▸ Short task:
Copy out all of the material exactly as presented.

▸ Stored rows:
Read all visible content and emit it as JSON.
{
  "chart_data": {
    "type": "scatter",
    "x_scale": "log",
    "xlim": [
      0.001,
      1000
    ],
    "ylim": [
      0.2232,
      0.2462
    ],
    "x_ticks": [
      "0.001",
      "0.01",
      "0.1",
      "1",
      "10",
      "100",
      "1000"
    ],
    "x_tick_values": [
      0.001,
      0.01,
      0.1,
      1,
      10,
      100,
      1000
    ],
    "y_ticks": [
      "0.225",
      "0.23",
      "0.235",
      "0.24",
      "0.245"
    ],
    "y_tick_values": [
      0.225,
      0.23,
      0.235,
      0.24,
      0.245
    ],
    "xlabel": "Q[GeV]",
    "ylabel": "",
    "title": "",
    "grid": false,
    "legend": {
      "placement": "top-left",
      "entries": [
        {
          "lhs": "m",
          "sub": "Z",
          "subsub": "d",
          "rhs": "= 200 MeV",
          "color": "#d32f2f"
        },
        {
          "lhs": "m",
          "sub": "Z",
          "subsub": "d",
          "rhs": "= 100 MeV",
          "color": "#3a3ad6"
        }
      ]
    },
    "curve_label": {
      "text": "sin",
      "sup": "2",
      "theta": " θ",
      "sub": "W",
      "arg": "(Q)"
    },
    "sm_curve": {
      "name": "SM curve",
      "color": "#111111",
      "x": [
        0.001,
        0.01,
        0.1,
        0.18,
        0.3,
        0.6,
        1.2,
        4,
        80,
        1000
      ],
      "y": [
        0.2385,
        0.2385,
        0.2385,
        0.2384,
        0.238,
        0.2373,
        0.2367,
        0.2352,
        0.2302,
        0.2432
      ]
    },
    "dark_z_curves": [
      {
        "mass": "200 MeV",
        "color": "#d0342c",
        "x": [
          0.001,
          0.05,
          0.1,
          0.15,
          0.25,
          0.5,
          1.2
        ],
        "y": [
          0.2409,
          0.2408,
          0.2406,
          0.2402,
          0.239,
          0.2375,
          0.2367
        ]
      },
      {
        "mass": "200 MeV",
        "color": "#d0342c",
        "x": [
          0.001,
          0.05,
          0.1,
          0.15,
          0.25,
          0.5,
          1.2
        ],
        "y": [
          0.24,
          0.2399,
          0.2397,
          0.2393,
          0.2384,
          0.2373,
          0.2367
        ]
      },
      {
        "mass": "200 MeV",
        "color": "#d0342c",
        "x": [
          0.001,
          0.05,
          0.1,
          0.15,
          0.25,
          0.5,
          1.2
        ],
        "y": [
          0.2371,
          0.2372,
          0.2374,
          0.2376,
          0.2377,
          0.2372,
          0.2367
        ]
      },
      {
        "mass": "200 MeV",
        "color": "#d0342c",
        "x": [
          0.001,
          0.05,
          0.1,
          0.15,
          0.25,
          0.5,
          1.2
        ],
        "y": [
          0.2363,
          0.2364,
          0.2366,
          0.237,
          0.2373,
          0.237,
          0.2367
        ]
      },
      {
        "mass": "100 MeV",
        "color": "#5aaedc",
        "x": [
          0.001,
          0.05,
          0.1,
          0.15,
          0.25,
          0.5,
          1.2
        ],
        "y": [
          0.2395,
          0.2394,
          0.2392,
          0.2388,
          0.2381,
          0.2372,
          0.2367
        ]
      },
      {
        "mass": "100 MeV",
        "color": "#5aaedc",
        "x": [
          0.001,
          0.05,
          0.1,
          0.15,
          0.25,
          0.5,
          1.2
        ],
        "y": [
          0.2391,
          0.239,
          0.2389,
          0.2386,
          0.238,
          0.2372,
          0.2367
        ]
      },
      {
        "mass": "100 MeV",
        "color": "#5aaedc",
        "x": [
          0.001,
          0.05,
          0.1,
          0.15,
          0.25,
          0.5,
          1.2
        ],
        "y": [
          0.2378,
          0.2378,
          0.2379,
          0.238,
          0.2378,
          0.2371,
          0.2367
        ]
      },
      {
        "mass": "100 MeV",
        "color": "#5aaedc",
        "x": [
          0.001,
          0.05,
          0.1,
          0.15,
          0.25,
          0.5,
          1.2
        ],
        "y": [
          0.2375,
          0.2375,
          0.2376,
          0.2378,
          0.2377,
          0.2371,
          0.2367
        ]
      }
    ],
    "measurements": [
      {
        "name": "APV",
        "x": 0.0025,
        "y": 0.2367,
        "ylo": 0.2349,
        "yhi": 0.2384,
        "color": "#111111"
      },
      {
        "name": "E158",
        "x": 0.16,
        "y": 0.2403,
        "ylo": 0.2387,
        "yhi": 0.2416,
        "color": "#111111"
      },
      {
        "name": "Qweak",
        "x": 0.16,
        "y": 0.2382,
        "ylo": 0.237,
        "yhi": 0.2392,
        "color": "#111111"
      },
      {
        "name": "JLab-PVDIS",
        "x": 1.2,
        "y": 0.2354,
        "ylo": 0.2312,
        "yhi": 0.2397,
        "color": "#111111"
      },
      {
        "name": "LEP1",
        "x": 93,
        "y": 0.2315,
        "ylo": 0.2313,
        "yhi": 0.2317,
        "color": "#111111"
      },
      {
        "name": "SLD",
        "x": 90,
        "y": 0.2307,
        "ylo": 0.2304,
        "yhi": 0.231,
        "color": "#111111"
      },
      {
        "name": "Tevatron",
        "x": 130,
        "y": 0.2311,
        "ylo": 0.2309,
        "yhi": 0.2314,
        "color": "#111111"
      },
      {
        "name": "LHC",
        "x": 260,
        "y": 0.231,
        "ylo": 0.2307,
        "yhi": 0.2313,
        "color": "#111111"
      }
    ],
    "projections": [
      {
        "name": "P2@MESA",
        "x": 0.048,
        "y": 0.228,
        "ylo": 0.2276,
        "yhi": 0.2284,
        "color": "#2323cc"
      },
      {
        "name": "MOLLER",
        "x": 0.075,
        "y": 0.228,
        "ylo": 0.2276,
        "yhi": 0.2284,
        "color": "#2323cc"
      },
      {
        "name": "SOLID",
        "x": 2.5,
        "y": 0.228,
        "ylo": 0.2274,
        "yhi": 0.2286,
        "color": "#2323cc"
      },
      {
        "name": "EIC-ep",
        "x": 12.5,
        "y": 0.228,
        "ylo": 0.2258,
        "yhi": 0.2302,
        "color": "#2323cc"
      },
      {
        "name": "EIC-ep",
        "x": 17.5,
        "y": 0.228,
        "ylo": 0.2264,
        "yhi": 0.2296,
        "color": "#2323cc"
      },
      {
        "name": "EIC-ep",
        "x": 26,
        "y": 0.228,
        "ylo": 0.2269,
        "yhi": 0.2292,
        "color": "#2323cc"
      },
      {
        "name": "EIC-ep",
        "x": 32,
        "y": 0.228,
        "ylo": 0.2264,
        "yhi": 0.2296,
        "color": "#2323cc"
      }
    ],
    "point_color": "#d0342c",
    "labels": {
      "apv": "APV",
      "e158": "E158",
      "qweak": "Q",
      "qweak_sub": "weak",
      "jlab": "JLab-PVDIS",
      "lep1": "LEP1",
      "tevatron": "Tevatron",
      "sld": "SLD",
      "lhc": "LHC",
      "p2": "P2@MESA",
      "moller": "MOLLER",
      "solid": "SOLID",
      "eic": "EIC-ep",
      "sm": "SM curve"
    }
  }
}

▸ Full answer:
Read all visible content and emit it as JSON.
{
  "chart_data": {
    "type": "scatter",
    "x_scale": "log",
    "xlim": [
      0.001,
      1000
    ],
    "ylim": [
      0.2232,
      0.2462
    ],
    "x_ticks": [
      "0.001",
      "0.01",
      "0.1",
      "1",
      "10",
      "100",
      "1000"
    ],
    "x_tick_values": [
      0.001,
      0.01,
      0.1,
      1,
      10,
      100,
      1000
    ],
    "y_ticks": [
      "0.225",
      "0.23",
      "0.235",
      "0.24",
      "0.245"
    ],
    "y_tick_values": [
      0.225,
      0.23,
      0.235,
      0.24,
      0.245
    ],
    "xlabel": "Q[GeV]",
    "ylabel": "",
    "title": "",
    "grid": false,
    "legend": {
      "placement": "top-left",
      "entries": [
        {
          "lhs": "m",
          "sub": "Z",
          "subsub": "d",
          "rhs": "= 200 MeV",
          "color": "#d32f2f"
        },
        {
          "lhs": "m",
          "sub": "Z",
          "subsub": "d",
          "rhs": "= 100 MeV",
          "color": "#3a3ad6"
        }
      ]
    },
    "curve_label": {
      "text": "sin",
      "sup": "2",
      "theta": " θ",
      "sub": "W",
      "arg": "(Q)"
    },
    "sm_curve": {
      "name": "SM curve",
      "color": "#111111",
      "x": [
        0.001,
        0.01,
        0.1,
        0.18,
        0.3,
        0.6,
        1.2,
        4,
        80,
        1000
      ],
      "y": [
        0.2385,
        0.2385,
        0.2385,
        0.2384,
        0.238,
        0.2373,
        0.2367,
        0.2352,
        0.2302,
        0.2432
      ]
    },
    "dark_z_curves": [
      {
        "mass": "200 MeV",
        "color": "#d0342c",
        "x": [
          0.001,
          0.05,
          0.1,
          0.15,
          0.25,
          0.5,
          1.2
        ],
        "y": [
          0.2409,
          0.2408,
          0.2406,
          0.2402,
          0.239,
          0.2375,
          0.2367
        ]
      },
      {
        "mass": "200 MeV",
        "color": "#d0342c",
        "x": [
          0.001,
          0.05,
          0.1,
          0.15,
          0.25,
          0.5,
          1.2
        ],
        "y": [
          0.24,
          0.2399,
          0.2397,
          0.2393,
          0.2384,
          0.2373,
          0.2367
        ]
      },
      {
        "mass": "200 MeV",
        "color": "#d0342c",
        "x": [
          0.001,
          0.05,
          0.1,
          0.15,
          0.25,
          0.5,
          1.2
        ],
        "y": [
          0.2371,
          0.2372,
          0.2374,
          0.2376,
          0.2377,
          0.2372,
          0.2367
        ]
      },
      {
        "mass": "200 MeV",
        "color": "#d0342c",
        "x": [
          0.001,
          0.05,
          0.1,
          0.15,
          0.25,
          0.5,
          1.2
        ],
        "y": [
          0.2363,
          0.2364,
          0.2366,
          0.237,
          0.2373,
          0.237,
          0.2367
        ]
      },
      {
        "mass": "100 MeV",
        "color": "#5aaedc",
        "x": [
          0.001,
          0.05,
          0.1,
          0.15,
          0.25,
          0.5,
          1.2
        ],
        "y": [
          0.2395,
          0.2394,
          0.2392,
          0.2388,
          0.2381,
          0.2372,
          0.2367
        ]
      },
      {
        "mass": "100 MeV",
        "color": "#5aaedc",
        "x": [
          0.001,
          0.05,
          0.1,
          0.15,
          0.25,
          0.5,
          1.2
        ],
        "y": [
          0.2391,
          0.239,
          0.2389,
          0.2386,
          0.238,
          0.2372,
          0.2367
        ]
      },
      {
        "mass": "100 MeV",
        "color": "#5aaedc",
        "x": [
          0.001,
          0.05,
          0.1,
          0.15,
          0.25,
          0.5,
          1.2
        ],
        "y": [
          0.2378,
          0.2378,
          0.2379,
          0.238,
          0.2378,
          0.2371,
          0.2367
        ]
      },
      {
        "mass": "100 MeV",
        "color": "#5aaedc",
        "x": [
          0.001,
          0.05,
          0.1,
          0.15,
          0.25,
          0.5,
          1.2
        ],
        "y": [
          0.2375,
          0.2375,
          0.2376,
          0.2378,
          0.2377,
          0.2371,
          0.2367
        ]
      }
    ],
    "measurements": [
      {
        "name": "APV",
        "x": 0.0025,
        "y": 0.2367,
        "ylo": 0.2349,
        "yhi": 0.2384,
        "color": "#111111"
      },
      {
        "name": "E158",
        "x": 0.16,
        "y": 0.2403,
        "ylo": 0.2387,
        "yhi": 0.2416,
        "color": "#111111"
      },
      {
        "name": "Qweak",
        "x": 0.16,
        "y": 0.2382,
        "ylo": 0.237,
        "yhi": 0.2392,
        "color": "#111111"
      },
      {
        "name": "JLab-PVDIS",
        "x": 1.2,
        "y": 0.2354,
        "ylo": 0.2312,
        "yhi": 0.2397,
        "color": "#111111"
      },
      {
        "name": "LEP1",
        "x": 93,
        "y": 0.2315,
        "ylo": 0.2313,
        "yhi": 0.2317,
        "color": "#111111"
      },
      {
        "name": "SLD",
        "x": 90,
        "y": 0.2307,
        "ylo": 0.2304,
        "yhi": 0.231,
        "color": "#111111"
      },
      {
        "name": "Tevatron",
        "x": 130,
        "y": 0.2311,
        "ylo": 0.2309,
        "yhi": 0.2314,
        "color": "#111111"
      },
      {
        "name": "LHC",
        "x": 260,
        "y": 0.231,
        "ylo": 0.2307,
        "yhi": 0.2313,
        "color": "#111111"
      }
    ],
    "projections": [
      {
        "name": "P2@MESA",
        "x": 0.048,
        "y": 0.228,
        "ylo": 0.2276,
        "yhi": 0.2284,
        "color": "#2323cc"
      },
      {
        "name": "MOLLER",
        "x": 0.075,
        "y": 0.228,
        "ylo": 0.2276,
        "yhi": 0.2284,
        "color": "#2323cc"
      },
      {
        "name": "SOLID",
        "x": 2.5,
        "y": 0.228,
        "ylo": 0.2274,
        "yhi": 0.2286,
        "color": "#2323cc"
      },
      {
        "name": "EIC-ep",
        "x": 12.5,
        "y": 0.228,
        "ylo": 0.2258,
        "yhi": 0.2302,
        "color": "#2323cc"
      },
      {
        "name": "EIC-ep",
        "x": 17.5,
        "y": 0.228,
        "ylo": 0.2264,
        "yhi": 0.2296,
        "color": "#2323cc"
      },
      {
        "name": "EIC-ep",
        "x": 26,
        "y": 0.228,
        "ylo": 0.2269,
        "yhi": 0.2292,
        "color": "#2323cc"
      },
      {
        "name": "EIC-ep",
        "x": 32,
        "y": 0.228,
        "ylo": 0.2264,
        "yhi": 0.2296,
        "color": "#2323cc"
      }
    ],
    "point_color": "#d0342c",
    "labels": {
      "apv": "APV",
      "e158": "E158",
      "qweak": "Q",
      "qweak_sub": "weak",
      "jlab": "JLab-PVDIS",
      "lep1": "LEP1",
      "tevatron": "Tevatron",
      "sld": "SLD",
      "lhc": "LHC",
      "p2": "P2@MESA",
      "moller": "MOLLER",
      "solid": "SOLID",
      "eic": "EIC-ep",
      "sm": "SM curve"
    }
  }
}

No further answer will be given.